> **What is expected**
All of the data below must be repeated exactly.

> **Data for this task**
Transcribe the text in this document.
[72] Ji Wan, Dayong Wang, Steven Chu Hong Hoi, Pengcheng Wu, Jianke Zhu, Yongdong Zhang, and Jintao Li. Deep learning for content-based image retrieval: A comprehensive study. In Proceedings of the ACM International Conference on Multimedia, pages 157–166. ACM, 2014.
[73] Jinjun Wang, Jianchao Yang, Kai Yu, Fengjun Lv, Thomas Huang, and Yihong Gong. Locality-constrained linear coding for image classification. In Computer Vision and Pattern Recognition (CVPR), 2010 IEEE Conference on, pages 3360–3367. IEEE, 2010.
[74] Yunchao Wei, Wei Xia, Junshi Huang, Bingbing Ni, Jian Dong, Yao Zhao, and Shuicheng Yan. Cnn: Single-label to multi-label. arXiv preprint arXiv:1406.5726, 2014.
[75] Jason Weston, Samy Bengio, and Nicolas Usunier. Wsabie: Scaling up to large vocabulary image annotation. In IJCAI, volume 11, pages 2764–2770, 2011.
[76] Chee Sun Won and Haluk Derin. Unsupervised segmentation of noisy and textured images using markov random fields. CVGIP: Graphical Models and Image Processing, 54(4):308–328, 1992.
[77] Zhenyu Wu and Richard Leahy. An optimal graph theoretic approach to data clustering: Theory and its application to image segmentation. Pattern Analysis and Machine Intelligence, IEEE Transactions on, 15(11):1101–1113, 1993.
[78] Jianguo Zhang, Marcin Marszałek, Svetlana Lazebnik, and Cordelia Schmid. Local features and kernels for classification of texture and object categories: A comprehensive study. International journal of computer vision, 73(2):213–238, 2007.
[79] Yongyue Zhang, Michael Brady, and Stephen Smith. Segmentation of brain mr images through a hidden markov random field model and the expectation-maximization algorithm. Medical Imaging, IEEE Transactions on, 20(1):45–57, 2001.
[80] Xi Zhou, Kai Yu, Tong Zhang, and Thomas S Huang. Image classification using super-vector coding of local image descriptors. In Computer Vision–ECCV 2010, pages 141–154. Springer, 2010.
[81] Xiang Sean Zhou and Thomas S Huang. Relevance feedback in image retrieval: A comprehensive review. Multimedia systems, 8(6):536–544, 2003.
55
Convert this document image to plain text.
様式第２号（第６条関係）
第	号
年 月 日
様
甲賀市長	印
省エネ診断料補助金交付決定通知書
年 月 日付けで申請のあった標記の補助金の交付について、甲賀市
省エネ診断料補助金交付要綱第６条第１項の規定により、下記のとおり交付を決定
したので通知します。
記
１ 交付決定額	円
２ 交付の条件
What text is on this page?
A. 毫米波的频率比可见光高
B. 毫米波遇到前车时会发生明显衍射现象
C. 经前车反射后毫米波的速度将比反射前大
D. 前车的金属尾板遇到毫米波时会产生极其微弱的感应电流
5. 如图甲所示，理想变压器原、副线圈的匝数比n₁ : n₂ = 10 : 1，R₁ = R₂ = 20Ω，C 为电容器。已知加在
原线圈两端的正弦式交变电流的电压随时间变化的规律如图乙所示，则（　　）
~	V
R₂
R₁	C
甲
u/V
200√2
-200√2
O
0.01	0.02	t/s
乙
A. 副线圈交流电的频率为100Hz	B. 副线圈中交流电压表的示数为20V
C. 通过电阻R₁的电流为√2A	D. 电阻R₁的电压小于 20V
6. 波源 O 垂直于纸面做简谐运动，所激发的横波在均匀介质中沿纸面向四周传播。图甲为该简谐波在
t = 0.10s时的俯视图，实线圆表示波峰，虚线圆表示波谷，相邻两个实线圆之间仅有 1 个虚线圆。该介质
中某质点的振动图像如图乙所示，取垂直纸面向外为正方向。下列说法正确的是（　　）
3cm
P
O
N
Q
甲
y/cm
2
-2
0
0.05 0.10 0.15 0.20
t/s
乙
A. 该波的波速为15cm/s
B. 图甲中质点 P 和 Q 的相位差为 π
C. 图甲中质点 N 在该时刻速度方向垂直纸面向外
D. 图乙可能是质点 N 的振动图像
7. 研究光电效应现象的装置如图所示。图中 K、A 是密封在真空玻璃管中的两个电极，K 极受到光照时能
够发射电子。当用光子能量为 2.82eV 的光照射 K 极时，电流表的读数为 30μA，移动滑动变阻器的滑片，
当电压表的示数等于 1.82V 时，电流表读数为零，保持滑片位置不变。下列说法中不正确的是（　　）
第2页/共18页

> **Answer to this exercise**
Transcribe the text in this document.
[72] Ji Wan, Dayong Wang, Steven Chu Hong Hoi, Pengcheng Wu, Jianke Zhu, Yongdong Zhang, and Jintao Li. Deep learning for content-based image retrieval: A comprehensive study. In Proceedings of the ACM International Conference on Multimedia, pages 157–166. ACM, 2014.
[73] Jinjun Wang, Jianchao Yang, Kai Yu, Fengjun Lv, Thomas Huang, and Yihong Gong. Locality-constrained linear coding for image classification. In Computer Vision and Pattern Recognition (CVPR), 2010 IEEE Conference on, pages 3360–3367. IEEE, 2010.
[74] Yunchao Wei, Wei Xia, Junshi Huang, Bingbing Ni, Jian Dong, Yao Zhao, and Shuicheng Yan. Cnn: Single-label to multi-label. arXiv preprint arXiv:1406.5726, 2014.
[75] Jason Weston, Samy Bengio, and Nicolas Usunier. Wsabie: Scaling up to large vocabulary image annotation. In IJCAI, volume 11, pages 2764–2770, 2011.
[76] Chee Sun Won and Haluk Derin. Unsupervised segmentation of noisy and textured images using markov random fields. CVGIP: Graphical Models and Image Processing, 54(4):308–328, 1992.
[77] Zhenyu Wu and Richard Leahy. An optimal graph theoretic approach to data clustering: Theory and its application to image segmentation. Pattern Analysis and Machine Intelligence, IEEE Transactions on, 15(11):1101–1113, 1993.
[78] Jianguo Zhang, Marcin Marszałek, Svetlana Lazebnik, and Cordelia Schmid. Local features and kernels for classification of texture and object categories: A comprehensive study. International journal of computer vision, 73(2):213–238, 2007.
[79] Yongyue Zhang, Michael Brady, and Stephen Smith. Segmentation of brain mr images through a hidden markov random field model and the expectation-maximization algorithm. Medical Imaging, IEEE Transactions on, 20(1):45–57, 2001.
[80] Xi Zhou, Kai Yu, Tong Zhang, and Thomas S Huang. Image classification using super-vector coding of local image descriptors. In Computer Vision–ECCV 2010, pages 141–154. Springer, 2010.
[81] Xiang Sean Zhou and Thomas S Huang. Relevance feedback in image retrieval: A comprehensive review. Multimedia systems, 8(6):536–544, 2003.
55
Convert this document image to plain text.
様式第２号（第６条関係）
第	号
年 月 日
様
甲賀市長	印
省エネ診断料補助金交付決定通知書
年 月 日付けで申請のあった標記の補助金の交付について、甲賀市
省エネ診断料補助金交付要綱第６条第１項の規定により、下記のとおり交付を決定
したので通知します。
記
１ 交付決定額	円
２ 交付の条件
What text is on this page?
A. 毫米波的频率比可见光高
B. 毫米波遇到前车时会发生明显衍射现象
C. 经前车反射后毫米波的速度将比反射前大
D. 前车的金属尾板遇到毫米波时会产生极其微弱的感应电流
5. 如图甲所示，理想变压器原、副线圈的匝数比n₁ : n₂ = 10 : 1，R₁ = R₂ = 20Ω，C 为电容器。已知加在
原线圈两端的正弦式交变电流的电压随时间变化的规律如图乙所示，则（　　）
~	V
R₂
R₁	C
甲
u/V
200√2
-200√2
O
0.01	0.02	t/s
乙
A. 副线圈交流电的频率为100Hz	B. 副线圈中交流电压表的示数为20V
C. 通过电阻R₁的电流为√2A	D. 电阻R₁的电压小于 20V
6. 波源 O 垂直于纸面做简谐运动，所激发的横波在均匀介质中沿纸面向四周传播。图甲为该简谐波在
t = 0.10s时的俯视图，实线圆表示波峰，虚线圆表示波谷，相邻两个实线圆之间仅有 1 个虚线圆。该介质
中某质点的振动图像如图乙所示，取垂直纸面向外为正方向。下列说法正确的是（　　）
3cm
P
O
N
Q
甲
y/cm
2
-2
0
0.05 0.10 0.15 0.20
t/s
乙
A. 该波的波速为15cm/s
B. 图甲中质点 P 和 Q 的相位差为 π
C. 图甲中质点 N 在该时刻速度方向垂直纸面向外
D. 图乙可能是质点 N 的振动图像
7. 研究光电效应现象的装置如图所示。图中 K、A 是密封在真空玻璃管中的两个电极，K 极受到光照时能
够发射电子。当用光子能量为 2.82eV 的光照射 K 极时，电流表的读数为 30μA，移动滑动变阻器的滑片，
当电压表的示数等于 1.82V 时，电流表读数为零，保持滑片位置不变。下列说法中不正确的是（　　）
第2页/共18页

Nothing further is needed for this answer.